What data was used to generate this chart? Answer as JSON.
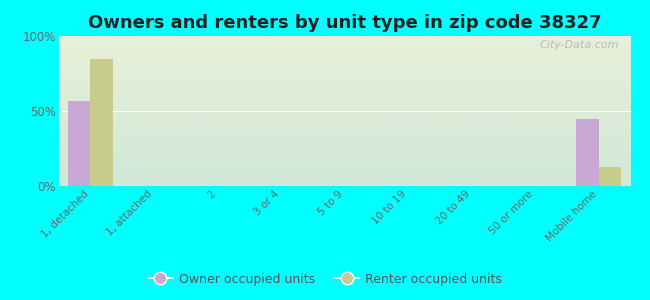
{
  "title": "Owners and renters by unit type in zip code 38327",
  "categories": [
    "1, detached",
    "1, attached",
    "2",
    "3 or 4",
    "5 to 9",
    "10 to 19",
    "20 to 49",
    "50 or more",
    "Mobile home"
  ],
  "owner_values": [
    57,
    0,
    0,
    0,
    0,
    0,
    0,
    0,
    45
  ],
  "renter_values": [
    85,
    0,
    0,
    0,
    0,
    0,
    0,
    0,
    13
  ],
  "owner_color": "#c9a8d4",
  "renter_color": "#c8cc8a",
  "background_color": "#00ffff",
  "gradient_top": "#e8f0d8",
  "gradient_bottom": "#d0e8d8",
  "ylim": [
    0,
    100
  ],
  "yticks": [
    0,
    50,
    100
  ],
  "ytick_labels": [
    "0%",
    "50%",
    "100%"
  ],
  "title_fontsize": 13,
  "legend_labels": [
    "Owner occupied units",
    "Renter occupied units"
  ],
  "watermark": "City-Data.com",
  "bar_width": 0.35
}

::::

### [The task]
The data above needs to be retyped exactly, with the images left out.

### [Response for this exercise]
What data was used to generate this chart? Answer as JSON.
{
  "title": "Owners and renters by unit type in zip code 38327",
  "categories": [
    "1, detached",
    "1, attached",
    "2",
    "3 or 4",
    "5 to 9",
    "10 to 19",
    "20 to 49",
    "50 or more",
    "Mobile home"
  ],
  "owner_values": [
    57,
    0,
    0,
    0,
    0,
    0,
    0,
    0,
    45
  ],
  "renter_values": [
    85,
    0,
    0,
    0,
    0,
    0,
    0,
    0,
    13
  ],
  "owner_color": "#c9a8d4",
  "renter_color": "#c8cc8a",
  "background_color": "#00ffff",
  "gradient_top": "#e8f0d8",
  "gradient_bottom": "#d0e8d8",
  "ylim": [
    0,
    100
  ],
  "yticks": [
    0,
    50,
    100
  ],
  "ytick_labels": [
    "0%",
    "50%",
    "100%"
  ],
  "title_fontsize": 13,
  "legend_labels": [
    "Owner occupied units",
    "Renter occupied units"
  ],
  "watermark": "City-Data.com",
  "bar_width": 0.35
}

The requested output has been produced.